DIRECTIONS FOR THIS TASK>
Are you able to quote each entry exactly as written?

EXCERPTED RECORDS>

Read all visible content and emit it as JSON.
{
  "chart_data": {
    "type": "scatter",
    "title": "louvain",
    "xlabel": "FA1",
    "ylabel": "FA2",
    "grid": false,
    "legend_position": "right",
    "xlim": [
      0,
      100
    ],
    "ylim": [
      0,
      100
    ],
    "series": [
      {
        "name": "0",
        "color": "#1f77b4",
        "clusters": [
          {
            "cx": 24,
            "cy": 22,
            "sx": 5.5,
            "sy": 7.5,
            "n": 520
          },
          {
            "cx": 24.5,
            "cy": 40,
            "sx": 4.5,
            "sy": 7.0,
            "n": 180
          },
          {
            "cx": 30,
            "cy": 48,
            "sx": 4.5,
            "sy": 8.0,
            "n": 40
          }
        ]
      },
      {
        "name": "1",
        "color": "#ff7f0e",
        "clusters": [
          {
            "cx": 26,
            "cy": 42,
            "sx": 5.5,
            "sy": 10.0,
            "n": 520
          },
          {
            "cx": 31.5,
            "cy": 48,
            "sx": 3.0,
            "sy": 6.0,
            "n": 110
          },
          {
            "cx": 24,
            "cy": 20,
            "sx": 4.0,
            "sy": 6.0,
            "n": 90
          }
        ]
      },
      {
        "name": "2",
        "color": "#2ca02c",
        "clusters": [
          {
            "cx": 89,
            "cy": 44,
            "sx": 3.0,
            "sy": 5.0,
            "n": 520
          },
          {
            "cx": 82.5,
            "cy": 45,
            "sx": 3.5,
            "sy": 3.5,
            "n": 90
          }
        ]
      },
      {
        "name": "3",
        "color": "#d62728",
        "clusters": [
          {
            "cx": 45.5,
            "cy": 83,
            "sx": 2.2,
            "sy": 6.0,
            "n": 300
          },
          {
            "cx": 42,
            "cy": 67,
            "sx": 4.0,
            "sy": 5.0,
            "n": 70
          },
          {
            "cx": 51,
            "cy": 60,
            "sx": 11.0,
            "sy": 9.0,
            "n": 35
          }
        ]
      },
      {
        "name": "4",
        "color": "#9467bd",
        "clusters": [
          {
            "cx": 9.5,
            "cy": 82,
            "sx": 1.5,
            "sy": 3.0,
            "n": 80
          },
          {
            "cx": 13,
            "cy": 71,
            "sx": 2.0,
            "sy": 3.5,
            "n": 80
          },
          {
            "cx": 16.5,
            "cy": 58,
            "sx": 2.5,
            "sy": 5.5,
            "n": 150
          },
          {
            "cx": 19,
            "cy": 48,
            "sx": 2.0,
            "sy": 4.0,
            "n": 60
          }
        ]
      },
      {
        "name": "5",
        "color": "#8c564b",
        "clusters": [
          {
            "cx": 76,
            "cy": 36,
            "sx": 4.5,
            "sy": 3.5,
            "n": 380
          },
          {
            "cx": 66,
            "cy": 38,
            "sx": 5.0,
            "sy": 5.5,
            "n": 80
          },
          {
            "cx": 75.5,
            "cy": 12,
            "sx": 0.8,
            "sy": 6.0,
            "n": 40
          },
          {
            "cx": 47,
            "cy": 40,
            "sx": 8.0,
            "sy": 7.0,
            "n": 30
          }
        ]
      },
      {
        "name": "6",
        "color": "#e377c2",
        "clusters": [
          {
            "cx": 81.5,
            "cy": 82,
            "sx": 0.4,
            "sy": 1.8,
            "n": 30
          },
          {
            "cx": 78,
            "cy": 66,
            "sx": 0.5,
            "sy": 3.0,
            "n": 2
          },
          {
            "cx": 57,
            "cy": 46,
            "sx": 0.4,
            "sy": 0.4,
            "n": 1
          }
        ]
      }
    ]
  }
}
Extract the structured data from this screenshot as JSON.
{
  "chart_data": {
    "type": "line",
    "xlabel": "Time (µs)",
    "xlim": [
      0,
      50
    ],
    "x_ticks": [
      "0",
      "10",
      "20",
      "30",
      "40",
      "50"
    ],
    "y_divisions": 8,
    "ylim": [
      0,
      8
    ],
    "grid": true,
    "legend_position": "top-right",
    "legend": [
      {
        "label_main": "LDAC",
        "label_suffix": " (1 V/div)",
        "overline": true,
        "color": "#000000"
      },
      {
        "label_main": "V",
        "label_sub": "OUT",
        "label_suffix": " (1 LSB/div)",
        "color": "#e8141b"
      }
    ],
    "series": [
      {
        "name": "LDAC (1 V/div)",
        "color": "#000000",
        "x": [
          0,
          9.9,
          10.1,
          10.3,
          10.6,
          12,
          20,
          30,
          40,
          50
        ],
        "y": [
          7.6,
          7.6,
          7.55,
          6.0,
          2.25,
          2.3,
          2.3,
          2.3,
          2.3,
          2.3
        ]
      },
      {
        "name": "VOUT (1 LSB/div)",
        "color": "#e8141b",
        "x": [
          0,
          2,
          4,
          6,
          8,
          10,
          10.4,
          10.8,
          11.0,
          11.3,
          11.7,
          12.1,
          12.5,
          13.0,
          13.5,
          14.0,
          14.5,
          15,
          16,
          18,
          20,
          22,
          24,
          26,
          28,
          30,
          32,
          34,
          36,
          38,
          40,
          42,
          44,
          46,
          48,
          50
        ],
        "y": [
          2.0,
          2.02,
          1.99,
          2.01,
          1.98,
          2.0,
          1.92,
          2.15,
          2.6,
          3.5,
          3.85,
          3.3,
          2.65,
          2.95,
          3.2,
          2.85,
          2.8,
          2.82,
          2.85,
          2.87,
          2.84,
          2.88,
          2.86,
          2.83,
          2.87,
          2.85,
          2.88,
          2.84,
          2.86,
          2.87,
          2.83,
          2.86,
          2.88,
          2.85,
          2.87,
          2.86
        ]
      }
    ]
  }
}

RESULT BELOW>
Read all visible content and emit it as JSON.
{
  "chart_data": {
    "type": "scatter",
    "title": "louvain",
    "xlabel": "FA1",
    "ylabel": "FA2",
    "grid": false,
    "legend_position": "right",
    "xlim": [
      0,
      100
    ],
    "ylim": [
      0,
      100
    ],
    "series": [
      {
        "name": "0",
        "color": "#1f77b4",
        "clusters": [
          {
            "cx": 24,
            "cy": 22,
            "sx": 5.5,
            "sy": 7.5,
            "n": 520
          },
          {
            "cx": 24.5,
            "cy": 40,
            "sx": 4.5,
            "sy": 7.0,
            "n": 180
          },
          {
            "cx": 30,
            "cy": 48,
            "sx": 4.5,
            "sy": 8.0,
            "n": 40
          }
        ]
      },
      {
        "name": "1",
        "color": "#ff7f0e",
        "clusters": [
          {
            "cx": 26,
            "cy": 42,
            "sx": 5.5,
            "sy": 10.0,
            "n": 520
          },
          {
            "cx": 31.5,
            "cy": 48,
            "sx": 3.0,
            "sy": 6.0,
            "n": 110
          },
          {
            "cx": 24,
            "cy": 20,
            "sx": 4.0,
            "sy": 6.0,
            "n": 90
          }
        ]
      },
      {
        "name": "2",
        "color": "#2ca02c",
        "clusters": [
          {
            "cx": 89,
            "cy": 44,
            "sx": 3.0,
            "sy": 5.0,
            "n": 520
          },
          {
            "cx": 82.5,
            "cy": 45,
            "sx": 3.5,
            "sy": 3.5,
            "n": 90
          }
        ]
      },
      {
        "name": "3",
        "color": "#d62728",
        "clusters": [
          {
            "cx": 45.5,
            "cy": 83,
            "sx": 2.2,
            "sy": 6.0,
            "n": 300
          },
          {
            "cx": 42,
            "cy": 67,
            "sx": 4.0,
            "sy": 5.0,
            "n": 70
          },
          {
            "cx": 51,
            "cy": 60,
            "sx": 11.0,
            "sy": 9.0,
            "n": 35
          }
        ]
      },
      {
        "name": "4",
        "color": "#9467bd",
        "clusters": [
          {
            "cx": 9.5,
            "cy": 82,
            "sx": 1.5,
            "sy": 3.0,
            "n": 80
          },
          {
            "cx": 13,
            "cy": 71,
            "sx": 2.0,
            "sy": 3.5,
            "n": 80
          },
          {
            "cx": 16.5,
            "cy": 58,
            "sx": 2.5,
            "sy": 5.5,
            "n": 150
          },
          {
            "cx": 19,
            "cy": 48,
            "sx": 2.0,
            "sy": 4.0,
            "n": 60
          }
        ]
      },
      {
        "name": "5",
        "color": "#8c564b",
        "clusters": [
          {
            "cx": 76,
            "cy": 36,
            "sx": 4.5,
            "sy": 3.5,
            "n": 380
          },
          {
            "cx": 66,
            "cy": 38,
            "sx": 5.0,
            "sy": 5.5,
            "n": 80
          },
          {
            "cx": 75.5,
            "cy": 12,
            "sx": 0.8,
            "sy": 6.0,
            "n": 40
          },
          {
            "cx": 47,
            "cy": 40,
            "sx": 8.0,
            "sy": 7.0,
            "n": 30
          }
        ]
      },
      {
        "name": "6",
        "color": "#e377c2",
        "clusters": [
          {
            "cx": 81.5,
            "cy": 82,
            "sx": 0.4,
            "sy": 1.8,
            "n": 30
          },
          {
            "cx": 78,
            "cy": 66,
            "sx": 0.5,
            "sy": 3.0,
            "n": 2
          },
          {
            "cx": 57,
            "cy": 46,
            "sx": 0.4,
            "sy": 0.4,
            "n": 1
          }
        ]
      }
    ]
  }
}
Extract the structured data from this screenshot as JSON.
{
  "chart_data": {
    "type": "line",
    "xlabel": "Time (µs)",
    "xlim": [
      0,
      50
    ],
    "x_ticks": [
      "0",
      "10",
      "20",
      "30",
      "40",
      "50"
    ],
    "y_divisions": 8,
    "ylim": [
      0,
      8
    ],
    "grid": true,
    "legend_position": "top-right",
    "legend": [
      {
        "label_main": "LDAC",
        "label_suffix": " (1 V/div)",
        "overline": true,
        "color": "#000000"
      },
      {
        "label_main": "V",
        "label_sub": "OUT",
        "label_suffix": " (1 LSB/div)",
        "color": "#e8141b"
      }
    ],
    "series": [
      {
        "name": "LDAC (1 V/div)",
        "color": "#000000",
        "x": [
          0,
          9.9,
          10.1,
          10.3,
          10.6,
          12,
          20,
          30,
          40,
          50
        ],
        "y": [
          7.6,
          7.6,
          7.55,
          6.0,
          2.25,
          2.3,
          2.3,
          2.3,
          2.3,
          2.3
        ]
      },
      {
        "name": "VOUT (1 LSB/div)",
        "color": "#e8141b",
        "x": [
          0,
          2,
          4,
          6,
          8,
          10,
          10.4,
          10.8,
          11.0,
          11.3,
          11.7,
          12.1,
          12.5,
          13.0,
          13.5,
          14.0,
          14.5,
          15,
          16,
          18,
          20,
          22,
          24,
          26,
          28,
          30,
          32,
          34,
          36,
          38,
          40,
          42,
          44,
          46,
          48,
          50
        ],
        "y": [
          2.0,
          2.02,
          1.99,
          2.01,
          1.98,
          2.0,
          1.92,
          2.15,
          2.6,
          3.5,
          3.85,
          3.3,
          2.65,
          2.95,
          3.2,
          2.85,
          2.8,
          2.82,
          2.85,
          2.87,
          2.84,
          2.88,
          2.86,
          2.83,
          2.87,
          2.85,
          2.88,
          2.84,
          2.86,
          2.87,
          2.83,
          2.86,
          2.88,
          2.85,
          2.87,
          2.86
        ]
      }
    ]
  }
}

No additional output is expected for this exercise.